Items from a figure collection:
+ + + + + + +
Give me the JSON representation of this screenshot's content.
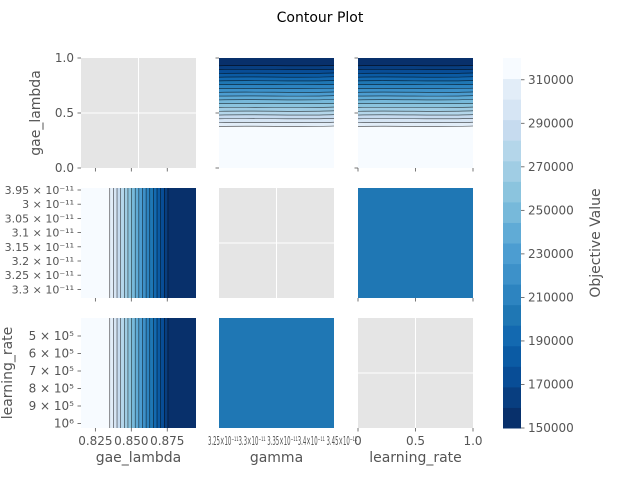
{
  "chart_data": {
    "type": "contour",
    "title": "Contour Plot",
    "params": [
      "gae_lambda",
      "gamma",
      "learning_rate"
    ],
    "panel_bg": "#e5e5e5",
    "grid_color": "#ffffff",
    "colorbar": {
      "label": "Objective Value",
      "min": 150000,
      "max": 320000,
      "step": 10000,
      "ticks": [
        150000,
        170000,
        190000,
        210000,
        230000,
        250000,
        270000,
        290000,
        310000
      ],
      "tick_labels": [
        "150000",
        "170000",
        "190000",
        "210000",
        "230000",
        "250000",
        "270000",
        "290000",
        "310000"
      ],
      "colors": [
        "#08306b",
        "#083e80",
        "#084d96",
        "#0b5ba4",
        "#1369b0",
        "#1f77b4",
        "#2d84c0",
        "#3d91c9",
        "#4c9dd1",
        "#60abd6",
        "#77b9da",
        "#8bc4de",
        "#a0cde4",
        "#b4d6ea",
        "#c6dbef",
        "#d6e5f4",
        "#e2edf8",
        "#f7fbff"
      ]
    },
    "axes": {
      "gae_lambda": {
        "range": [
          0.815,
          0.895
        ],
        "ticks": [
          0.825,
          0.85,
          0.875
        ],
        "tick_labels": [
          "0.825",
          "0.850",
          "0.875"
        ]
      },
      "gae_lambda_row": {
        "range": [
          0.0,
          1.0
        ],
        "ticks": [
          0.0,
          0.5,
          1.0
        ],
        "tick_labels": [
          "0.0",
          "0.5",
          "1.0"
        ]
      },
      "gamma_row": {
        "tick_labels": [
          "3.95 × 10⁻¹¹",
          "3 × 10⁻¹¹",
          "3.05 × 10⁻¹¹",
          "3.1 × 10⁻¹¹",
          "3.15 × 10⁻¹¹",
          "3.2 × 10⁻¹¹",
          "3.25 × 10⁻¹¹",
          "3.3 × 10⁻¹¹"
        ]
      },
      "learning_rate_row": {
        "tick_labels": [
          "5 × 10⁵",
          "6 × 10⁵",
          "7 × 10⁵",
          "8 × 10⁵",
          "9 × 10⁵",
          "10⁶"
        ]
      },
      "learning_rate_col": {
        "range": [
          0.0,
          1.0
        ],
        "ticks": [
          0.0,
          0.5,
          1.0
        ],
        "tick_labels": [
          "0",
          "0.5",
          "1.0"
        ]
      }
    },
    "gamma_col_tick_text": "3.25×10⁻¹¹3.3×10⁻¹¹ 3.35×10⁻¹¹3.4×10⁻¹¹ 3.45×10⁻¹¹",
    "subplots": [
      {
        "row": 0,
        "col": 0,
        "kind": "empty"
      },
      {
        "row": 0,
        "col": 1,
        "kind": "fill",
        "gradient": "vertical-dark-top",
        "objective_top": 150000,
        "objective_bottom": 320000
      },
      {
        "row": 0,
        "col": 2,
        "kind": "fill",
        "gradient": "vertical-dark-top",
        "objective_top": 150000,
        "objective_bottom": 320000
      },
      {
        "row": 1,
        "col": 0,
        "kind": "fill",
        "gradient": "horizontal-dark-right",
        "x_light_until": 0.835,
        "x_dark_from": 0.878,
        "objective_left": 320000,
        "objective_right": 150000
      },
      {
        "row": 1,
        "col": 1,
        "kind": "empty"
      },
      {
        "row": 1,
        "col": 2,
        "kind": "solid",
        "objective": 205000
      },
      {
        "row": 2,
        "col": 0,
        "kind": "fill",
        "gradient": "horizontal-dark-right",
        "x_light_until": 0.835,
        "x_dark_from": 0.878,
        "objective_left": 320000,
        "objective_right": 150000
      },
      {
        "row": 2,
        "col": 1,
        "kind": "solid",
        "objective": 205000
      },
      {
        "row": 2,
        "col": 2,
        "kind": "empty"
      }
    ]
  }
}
+ + + + + + +
Work to complete
Transcribe all entries above exactly. Drop the pictures.

Written solution
Give me the JSON representation of this screenshot's content.
{
  "chart_data": {
    "type": "contour",
    "title": "Contour Plot",
    "params": [
      "gae_lambda",
      "gamma",
      "learning_rate"
    ],
    "panel_bg": "#e5e5e5",
    "grid_color": "#ffffff",
    "colorbar": {
      "label": "Objective Value",
      "min": 150000,
      "max": 320000,
      "step": 10000,
      "ticks": [
        150000,
        170000,
        190000,
        210000,
        230000,
        250000,
        270000,
        290000,
        310000
      ],
      "tick_labels": [
        "150000",
        "170000",
        "190000",
        "210000",
        "230000",
        "250000",
        "270000",
        "290000",
        "310000"
      ],
      "colors": [
        "#08306b",
        "#083e80",
        "#084d96",
        "#0b5ba4",
        "#1369b0",
        "#1f77b4",
        "#2d84c0",
        "#3d91c9",
        "#4c9dd1",
        "#60abd6",
        "#77b9da",
        "#8bc4de",
        "#a0cde4",
        "#b4d6ea",
        "#c6dbef",
        "#d6e5f4",
        "#e2edf8",
        "#f7fbff"
      ]
    },
    "axes": {
      "gae_lambda": {
        "range": [
          0.815,
          0.895
        ],
        "ticks": [
          0.825,
          0.85,
          0.875
        ],
        "tick_labels": [
          "0.825",
          "0.850",
          "0.875"
        ]
      },
      "gae_lambda_row": {
        "range": [
          0.0,
          1.0
        ],
        "ticks": [
          0.0,
          0.5,
          1.0
        ],
        "tick_labels": [
          "0.0",
          "0.5",
          "1.0"
        ]
      },
      "gamma_row": {
        "tick_labels": [
          "3.95 × 10⁻¹¹",
          "3 × 10⁻¹¹",
          "3.05 × 10⁻¹¹",
          "3.1 × 10⁻¹¹",
          "3.15 × 10⁻¹¹",
          "3.2 × 10⁻¹¹",
          "3.25 × 10⁻¹¹",
          "3.3 × 10⁻¹¹"
        ]
      },
      "learning_rate_row": {
        "tick_labels": [
          "5 × 10⁵",
          "6 × 10⁵",
          "7 × 10⁵",
          "8 × 10⁵",
          "9 × 10⁵",
          "10⁶"
        ]
      },
      "learning_rate_col": {
        "range": [
          0.0,
          1.0
        ],
        "ticks": [
          0.0,
          0.5,
          1.0
        ],
        "tick_labels": [
          "0",
          "0.5",
          "1.0"
        ]
      }
    },
    "gamma_col_tick_text": "3.25×10⁻¹¹3.3×10⁻¹¹ 3.35×10⁻¹¹3.4×10⁻¹¹ 3.45×10⁻¹¹",
    "subplots": [
      {
        "row": 0,
        "col": 0,
        "kind": "empty"
      },
      {
        "row": 0,
        "col": 1,
        "kind": "fill",
        "gradient": "vertical-dark-top",
        "objective_top": 150000,
        "objective_bottom": 320000
      },
      {
        "row": 0,
        "col": 2,
        "kind": "fill",
        "gradient": "vertical-dark-top",
        "objective_top": 150000,
        "objective_bottom": 320000
      },
      {
        "row": 1,
        "col": 0,
        "kind": "fill",
        "gradient": "horizontal-dark-right",
        "x_light_until": 0.835,
        "x_dark_from": 0.878,
        "objective_left": 320000,
        "objective_right": 150000
      },
      {
        "row": 1,
        "col": 1,
        "kind": "empty"
      },
      {
        "row": 1,
        "col": 2,
        "kind": "solid",
        "objective": 205000
      },
      {
        "row": 2,
        "col": 0,
        "kind": "fill",
        "gradient": "horizontal-dark-right",
        "x_light_until": 0.835,
        "x_dark_from": 0.878,
        "objective_left": 320000,
        "objective_right": 150000
      },
      {
        "row": 2,
        "col": 1,
        "kind": "solid",
        "objective": 205000
      },
      {
        "row": 2,
        "col": 2,
        "kind": "empty"
      }
    ]
  }
}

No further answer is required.